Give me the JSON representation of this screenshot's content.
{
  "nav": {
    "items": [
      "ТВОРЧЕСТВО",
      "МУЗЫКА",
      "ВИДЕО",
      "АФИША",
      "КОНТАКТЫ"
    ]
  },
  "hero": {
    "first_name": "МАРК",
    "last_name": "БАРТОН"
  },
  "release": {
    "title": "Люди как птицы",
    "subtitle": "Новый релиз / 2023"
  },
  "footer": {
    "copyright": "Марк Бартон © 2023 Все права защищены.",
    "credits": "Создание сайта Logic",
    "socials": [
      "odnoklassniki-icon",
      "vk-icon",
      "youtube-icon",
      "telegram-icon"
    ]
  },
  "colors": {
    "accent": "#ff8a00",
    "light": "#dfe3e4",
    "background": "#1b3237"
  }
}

------------------------------------------------------------

WORK REQUIRED - Each entry above is to be set down again in exactly the same words.

RESULT FOR THIS EXERCISE -
Give me the JSON representation of this screenshot's content.
{
  "nav": {
    "items": [
      "ТВОРЧЕСТВО",
      "МУЗЫКА",
      "ВИДЕО",
      "АФИША",
      "КОНТАКТЫ"
    ]
  },
  "hero": {
    "first_name": "МАРК",
    "last_name": "БАРТОН"
  },
  "release": {
    "title": "Люди как птицы",
    "subtitle": "Новый релиз / 2023"
  },
  "footer": {
    "copyright": "Марк Бартон © 2023 Все права защищены.",
    "credits": "Создание сайта Logic",
    "socials": [
      "odnoklassniki-icon",
      "vk-icon",
      "youtube-icon",
      "telegram-icon"
    ]
  },
  "colors": {
    "accent": "#ff8a00",
    "light": "#dfe3e4",
    "background": "#1b3237"
  }
}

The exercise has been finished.